--- Given problem ---
Find the lines with the string "Erzincan" and return them.
════════════════
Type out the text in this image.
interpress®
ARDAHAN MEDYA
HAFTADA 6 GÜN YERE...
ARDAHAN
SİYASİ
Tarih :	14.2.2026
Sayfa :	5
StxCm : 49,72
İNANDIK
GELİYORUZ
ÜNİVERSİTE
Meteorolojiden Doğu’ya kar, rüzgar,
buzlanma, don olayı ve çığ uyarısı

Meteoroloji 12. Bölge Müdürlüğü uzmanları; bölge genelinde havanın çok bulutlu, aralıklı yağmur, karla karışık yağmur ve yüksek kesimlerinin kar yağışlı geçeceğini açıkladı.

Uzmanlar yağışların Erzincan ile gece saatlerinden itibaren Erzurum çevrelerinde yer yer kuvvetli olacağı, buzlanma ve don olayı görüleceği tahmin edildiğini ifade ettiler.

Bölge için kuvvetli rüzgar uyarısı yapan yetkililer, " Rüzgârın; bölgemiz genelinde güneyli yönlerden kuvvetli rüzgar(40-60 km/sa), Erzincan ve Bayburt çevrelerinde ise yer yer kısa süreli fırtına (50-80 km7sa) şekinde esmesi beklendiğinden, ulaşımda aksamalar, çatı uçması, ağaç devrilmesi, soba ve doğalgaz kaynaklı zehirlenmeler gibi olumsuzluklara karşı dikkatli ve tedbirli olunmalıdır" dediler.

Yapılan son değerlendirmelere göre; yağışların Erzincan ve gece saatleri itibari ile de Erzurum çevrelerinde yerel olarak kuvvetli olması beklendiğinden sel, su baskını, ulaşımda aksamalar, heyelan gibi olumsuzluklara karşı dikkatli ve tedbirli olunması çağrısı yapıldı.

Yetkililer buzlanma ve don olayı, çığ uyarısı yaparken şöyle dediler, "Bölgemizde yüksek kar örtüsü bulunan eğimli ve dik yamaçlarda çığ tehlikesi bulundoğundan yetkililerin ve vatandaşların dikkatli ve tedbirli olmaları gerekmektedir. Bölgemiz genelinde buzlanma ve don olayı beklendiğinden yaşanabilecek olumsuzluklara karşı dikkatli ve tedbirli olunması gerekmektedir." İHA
════════════════
--- Reply to the exercise ---
Uzmanlar yağışların Erzincan ile gece saatlerinden itibaren Erzurum çevrelerinde yer yer kuvvetli olacağı, buzlanma ve don olayı görüleceği tahmin edildiğini ifade ettiler.
Bölge için kuvvetli rüzgar uyarısı yapan yetkililer, " Rüzgârın; bölgemiz genelinde güneyli yönlerden kuvvetli rüzgar(40-60 km/sa), Erzincan ve Bayburt çevrelerinde ise yer yer kısa süreli fırtına (50-80 km7sa) şekinde esmesi beklendiğinden, ulaşımda aksamalar, çatı uçması, ağaç devrilmesi, soba ve doğalgaz kaynaklı zehirlenmeler gibi olumsuzluklara karşı dikkatli ve tedbirli olunmalıdır" dediler.
Yapılan son değerlendirmelere göre; yağışların Erzincan ve gece saatleri itibari ile de Erzurum çevrelerinde yerel olarak kuvvetli olması beklendiğinden sel, su baskını, ulaşımda aksamalar, heyelan gibi olumsuzluklara karşı dikkatli ve tedbirli olunması çağrısı yapıldı.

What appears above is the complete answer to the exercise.